- WHAT NEEDS TO BE DONE:
From the listing below, copy out word for word every line between the one holding "545, 175, 557]" and the one holding "472, 105, 484]", both of those lines included.

- THE DATA:
■ ■ ■ ■

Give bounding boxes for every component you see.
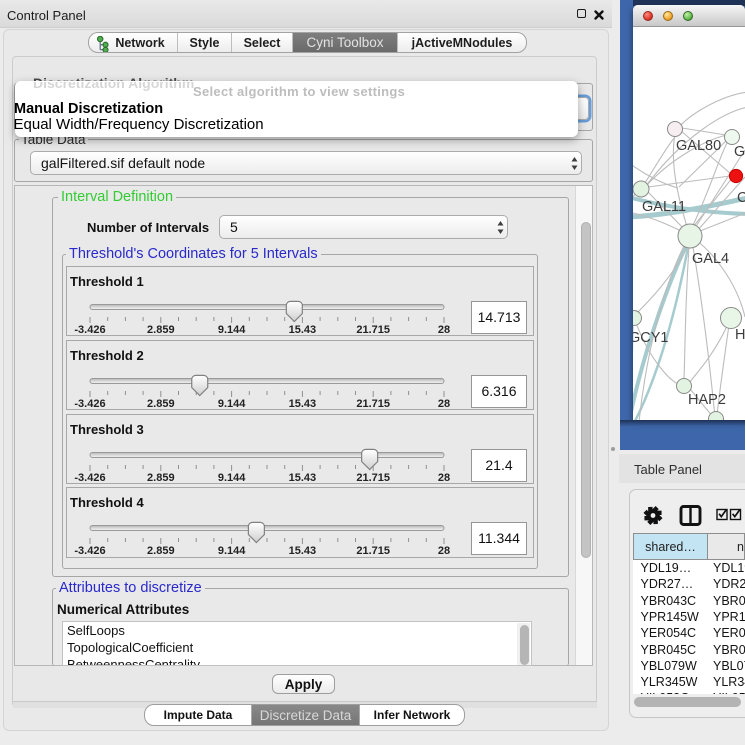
svg-text:2.859: 2.859	[147, 545, 175, 557]
svg-text:-3.426: -3.426	[74, 398, 105, 410]
svg-text:C: C	[737, 190, 745, 206]
svg-text:GCY1: GCY1	[633, 330, 669, 346]
svg-text:15.43: 15.43	[289, 472, 317, 484]
svg-text:28: 28	[438, 545, 450, 557]
svg-text:28: 28	[438, 472, 450, 484]
svg-text:9.144: 9.144	[218, 398, 246, 410]
svg-text:GAL4: GAL4	[692, 251, 729, 267]
svg-text:GA: GA	[734, 144, 745, 160]
svg-text:GAL11: GAL11	[642, 199, 686, 215]
svg-text:2.859: 2.859	[147, 398, 175, 410]
svg-text:21.715: 21.715	[356, 472, 390, 484]
svg-text:21.715: 21.715	[356, 545, 390, 557]
svg-text:9.144: 9.144	[218, 545, 246, 557]
svg-text:28: 28	[438, 398, 450, 410]
svg-text:-3.426: -3.426	[74, 324, 105, 336]
svg-text:15.43: 15.43	[289, 324, 317, 336]
svg-text:2.859: 2.859	[147, 472, 175, 484]
svg-text:21.715: 21.715	[356, 324, 390, 336]
svg-text:HAP2: HAP2	[688, 392, 726, 408]
svg-text:15.43: 15.43	[289, 545, 317, 557]
svg-text:2.859: 2.859	[147, 324, 175, 336]
svg-text:GAL80: GAL80	[676, 138, 721, 154]
svg-text:9.144: 9.144	[218, 472, 246, 484]
svg-text:9.144: 9.144	[218, 324, 246, 336]
svg-text:28: 28	[438, 324, 450, 336]
svg-text:-3.426: -3.426	[74, 545, 105, 557]
svg-text:-3.426: -3.426	[74, 472, 105, 484]
svg-text:15.43: 15.43	[289, 398, 317, 410]
svg-text:21.715: 21.715	[356, 398, 390, 410]
svg-text:H: H	[735, 327, 745, 343]
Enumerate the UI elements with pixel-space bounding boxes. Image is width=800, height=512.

■ ■ ■ ■

- EXERCISE SOLUTION:
svg-text:2.859: 2.859	[147, 545, 175, 557]
svg-text:-3.426: -3.426	[74, 398, 105, 410]
svg-text:C: C	[737, 190, 745, 206]
svg-text:GCY1: GCY1	[633, 330, 669, 346]
svg-text:15.43: 15.43	[289, 472, 317, 484]
svg-text:28: 28	[438, 545, 450, 557]
svg-text:28: 28	[438, 472, 450, 484]
svg-text:9.144: 9.144	[218, 398, 246, 410]
svg-text:GAL4: GAL4	[692, 251, 729, 267]
svg-text:GA: GA	[734, 144, 745, 160]
svg-text:GAL11: GAL11	[642, 199, 686, 215]
svg-text:2.859: 2.859	[147, 398, 175, 410]
svg-text:21.715: 21.715	[356, 472, 390, 484]
svg-text:21.715: 21.715	[356, 545, 390, 557]
svg-text:9.144: 9.144	[218, 545, 246, 557]
svg-text:28: 28	[438, 398, 450, 410]
svg-text:-3.426: -3.426	[74, 324, 105, 336]
svg-text:15.43: 15.43	[289, 324, 317, 336]
svg-text:2.859: 2.859	[147, 472, 175, 484]
svg-text:21.715: 21.715	[356, 324, 390, 336]
svg-text:HAP2: HAP2	[688, 392, 726, 408]
svg-text:15.43: 15.43	[289, 545, 317, 557]
svg-text:2.859: 2.859	[147, 324, 175, 336]
svg-text:GAL80: GAL80	[676, 138, 721, 154]
svg-text:9.144: 9.144	[218, 472, 246, 484]
svg-text:9.144: 9.144	[218, 324, 246, 336]
svg-text:28: 28	[438, 324, 450, 336]
svg-text:-3.426: -3.426	[74, 545, 105, 557]
svg-text:-3.426: -3.426	[74, 472, 105, 484]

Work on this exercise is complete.